Stated task: Read the lines below. Copy out any that hold the string "VARIAÇÃO".
· · · ·
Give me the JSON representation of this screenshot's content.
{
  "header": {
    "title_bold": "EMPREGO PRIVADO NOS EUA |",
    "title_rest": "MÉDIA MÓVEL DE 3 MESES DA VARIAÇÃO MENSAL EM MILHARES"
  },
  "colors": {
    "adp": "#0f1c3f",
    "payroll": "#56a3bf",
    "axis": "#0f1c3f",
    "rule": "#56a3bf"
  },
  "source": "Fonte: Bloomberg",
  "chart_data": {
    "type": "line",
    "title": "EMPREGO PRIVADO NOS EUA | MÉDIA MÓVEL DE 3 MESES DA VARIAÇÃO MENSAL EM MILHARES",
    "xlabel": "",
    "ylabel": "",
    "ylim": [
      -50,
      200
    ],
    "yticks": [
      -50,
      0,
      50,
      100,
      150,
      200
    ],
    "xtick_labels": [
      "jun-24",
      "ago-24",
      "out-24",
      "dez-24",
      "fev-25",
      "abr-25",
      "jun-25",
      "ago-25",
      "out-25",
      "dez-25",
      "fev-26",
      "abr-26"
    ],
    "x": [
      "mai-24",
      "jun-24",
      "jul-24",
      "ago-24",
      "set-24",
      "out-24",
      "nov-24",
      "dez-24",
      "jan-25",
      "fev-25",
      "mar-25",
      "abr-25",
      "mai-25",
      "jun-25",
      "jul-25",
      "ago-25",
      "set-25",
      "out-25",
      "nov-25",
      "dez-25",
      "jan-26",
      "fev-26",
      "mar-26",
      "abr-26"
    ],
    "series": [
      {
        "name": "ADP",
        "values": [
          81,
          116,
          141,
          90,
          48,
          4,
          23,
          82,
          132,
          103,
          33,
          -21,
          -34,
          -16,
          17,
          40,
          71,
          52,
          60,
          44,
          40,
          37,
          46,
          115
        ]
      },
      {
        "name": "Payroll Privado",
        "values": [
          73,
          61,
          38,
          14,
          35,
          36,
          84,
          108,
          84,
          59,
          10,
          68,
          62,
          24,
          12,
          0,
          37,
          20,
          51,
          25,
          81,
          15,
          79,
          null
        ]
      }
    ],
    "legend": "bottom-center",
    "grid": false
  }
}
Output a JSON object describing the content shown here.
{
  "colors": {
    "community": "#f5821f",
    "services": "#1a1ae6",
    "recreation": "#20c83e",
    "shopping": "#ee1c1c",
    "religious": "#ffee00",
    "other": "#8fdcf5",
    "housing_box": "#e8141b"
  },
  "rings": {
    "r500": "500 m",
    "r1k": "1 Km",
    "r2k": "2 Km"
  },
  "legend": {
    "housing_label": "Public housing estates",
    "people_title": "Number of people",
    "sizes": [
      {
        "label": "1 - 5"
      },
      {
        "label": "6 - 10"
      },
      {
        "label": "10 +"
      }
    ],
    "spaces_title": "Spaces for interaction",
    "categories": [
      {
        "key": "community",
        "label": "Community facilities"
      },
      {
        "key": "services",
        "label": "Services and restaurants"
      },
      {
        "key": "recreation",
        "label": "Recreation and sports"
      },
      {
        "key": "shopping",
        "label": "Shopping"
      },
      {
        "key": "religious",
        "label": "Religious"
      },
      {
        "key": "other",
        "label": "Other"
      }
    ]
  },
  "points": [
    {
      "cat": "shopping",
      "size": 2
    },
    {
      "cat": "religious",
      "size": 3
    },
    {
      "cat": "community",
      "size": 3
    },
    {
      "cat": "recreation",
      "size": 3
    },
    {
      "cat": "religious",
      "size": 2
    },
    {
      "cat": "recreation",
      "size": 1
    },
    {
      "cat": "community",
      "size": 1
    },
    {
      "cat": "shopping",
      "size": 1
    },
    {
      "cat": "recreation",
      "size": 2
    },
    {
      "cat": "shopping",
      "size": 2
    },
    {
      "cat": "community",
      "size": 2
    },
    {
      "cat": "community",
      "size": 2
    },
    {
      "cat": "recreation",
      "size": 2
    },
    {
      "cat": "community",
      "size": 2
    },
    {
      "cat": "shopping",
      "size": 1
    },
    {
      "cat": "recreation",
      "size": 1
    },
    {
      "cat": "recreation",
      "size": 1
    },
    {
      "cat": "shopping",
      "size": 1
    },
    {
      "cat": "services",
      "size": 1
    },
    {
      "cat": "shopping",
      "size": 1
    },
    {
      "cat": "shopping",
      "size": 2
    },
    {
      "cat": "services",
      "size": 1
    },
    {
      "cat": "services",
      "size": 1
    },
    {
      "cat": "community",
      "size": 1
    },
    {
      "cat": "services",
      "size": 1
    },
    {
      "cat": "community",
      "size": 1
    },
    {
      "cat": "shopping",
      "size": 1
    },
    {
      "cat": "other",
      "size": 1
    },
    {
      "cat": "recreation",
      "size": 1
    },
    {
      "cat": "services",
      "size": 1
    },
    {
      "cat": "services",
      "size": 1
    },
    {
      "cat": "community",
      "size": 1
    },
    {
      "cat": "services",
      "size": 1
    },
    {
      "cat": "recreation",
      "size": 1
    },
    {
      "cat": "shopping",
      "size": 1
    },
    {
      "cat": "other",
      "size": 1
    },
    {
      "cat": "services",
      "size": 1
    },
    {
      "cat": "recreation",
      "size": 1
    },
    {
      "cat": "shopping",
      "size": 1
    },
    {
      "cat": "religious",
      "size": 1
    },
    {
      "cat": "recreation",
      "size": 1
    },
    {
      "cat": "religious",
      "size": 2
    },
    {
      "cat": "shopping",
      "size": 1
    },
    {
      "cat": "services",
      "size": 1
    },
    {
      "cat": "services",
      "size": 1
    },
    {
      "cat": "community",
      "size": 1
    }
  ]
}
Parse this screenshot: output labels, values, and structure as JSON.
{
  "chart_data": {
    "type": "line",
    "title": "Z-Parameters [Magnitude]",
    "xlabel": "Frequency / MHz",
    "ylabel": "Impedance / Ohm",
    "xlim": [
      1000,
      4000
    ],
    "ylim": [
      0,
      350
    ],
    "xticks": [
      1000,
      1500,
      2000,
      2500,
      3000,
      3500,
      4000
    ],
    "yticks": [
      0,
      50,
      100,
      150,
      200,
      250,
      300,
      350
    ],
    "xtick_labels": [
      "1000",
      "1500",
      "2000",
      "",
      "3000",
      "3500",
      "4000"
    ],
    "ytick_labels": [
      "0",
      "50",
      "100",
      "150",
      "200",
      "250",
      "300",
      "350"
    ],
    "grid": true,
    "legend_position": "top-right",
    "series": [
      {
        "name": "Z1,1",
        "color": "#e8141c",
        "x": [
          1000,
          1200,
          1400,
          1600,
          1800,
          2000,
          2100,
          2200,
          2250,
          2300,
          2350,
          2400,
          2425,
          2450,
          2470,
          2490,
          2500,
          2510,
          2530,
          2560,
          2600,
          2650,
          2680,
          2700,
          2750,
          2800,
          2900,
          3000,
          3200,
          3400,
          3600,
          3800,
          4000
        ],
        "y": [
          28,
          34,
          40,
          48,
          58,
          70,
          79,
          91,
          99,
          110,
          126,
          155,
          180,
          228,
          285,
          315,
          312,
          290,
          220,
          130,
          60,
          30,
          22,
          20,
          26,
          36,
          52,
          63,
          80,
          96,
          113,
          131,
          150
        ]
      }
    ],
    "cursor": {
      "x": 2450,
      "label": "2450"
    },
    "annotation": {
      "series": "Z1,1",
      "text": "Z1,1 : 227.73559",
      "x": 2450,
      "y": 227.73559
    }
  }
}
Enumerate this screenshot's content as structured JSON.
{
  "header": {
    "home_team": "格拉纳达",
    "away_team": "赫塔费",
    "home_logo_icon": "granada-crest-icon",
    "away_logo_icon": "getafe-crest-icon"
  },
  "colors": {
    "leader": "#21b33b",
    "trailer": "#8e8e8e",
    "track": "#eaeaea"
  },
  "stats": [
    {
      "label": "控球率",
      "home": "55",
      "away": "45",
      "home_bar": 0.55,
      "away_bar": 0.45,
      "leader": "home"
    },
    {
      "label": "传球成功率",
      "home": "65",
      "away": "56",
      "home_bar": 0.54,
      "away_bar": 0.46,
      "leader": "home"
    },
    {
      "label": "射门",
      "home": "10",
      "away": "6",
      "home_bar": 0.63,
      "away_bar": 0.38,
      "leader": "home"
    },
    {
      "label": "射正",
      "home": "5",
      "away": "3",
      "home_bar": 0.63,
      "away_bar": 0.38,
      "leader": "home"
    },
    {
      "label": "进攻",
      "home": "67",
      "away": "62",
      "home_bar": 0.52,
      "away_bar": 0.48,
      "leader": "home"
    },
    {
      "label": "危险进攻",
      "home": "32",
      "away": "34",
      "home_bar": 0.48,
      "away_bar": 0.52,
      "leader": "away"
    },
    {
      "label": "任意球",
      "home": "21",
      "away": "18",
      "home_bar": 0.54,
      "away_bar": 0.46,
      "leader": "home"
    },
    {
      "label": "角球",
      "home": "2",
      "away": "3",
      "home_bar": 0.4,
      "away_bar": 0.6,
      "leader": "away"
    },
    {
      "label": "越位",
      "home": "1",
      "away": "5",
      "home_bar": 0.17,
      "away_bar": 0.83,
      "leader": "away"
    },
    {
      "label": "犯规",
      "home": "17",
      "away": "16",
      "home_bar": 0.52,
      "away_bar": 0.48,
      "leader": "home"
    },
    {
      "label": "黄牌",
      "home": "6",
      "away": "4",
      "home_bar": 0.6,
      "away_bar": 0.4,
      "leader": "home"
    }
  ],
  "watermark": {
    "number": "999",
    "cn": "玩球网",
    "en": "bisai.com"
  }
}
· · · ·
Right answer:
    "title_rest": "MÉDIA MÓVEL DE 3 MESES DA VARIAÇÃO MENSAL EM MILHARES"
    "title": "EMPREGO PRIVADO NOS EUA | MÉDIA MÓVEL DE 3 MESES DA VARIAÇÃO MENSAL EM MILHARES",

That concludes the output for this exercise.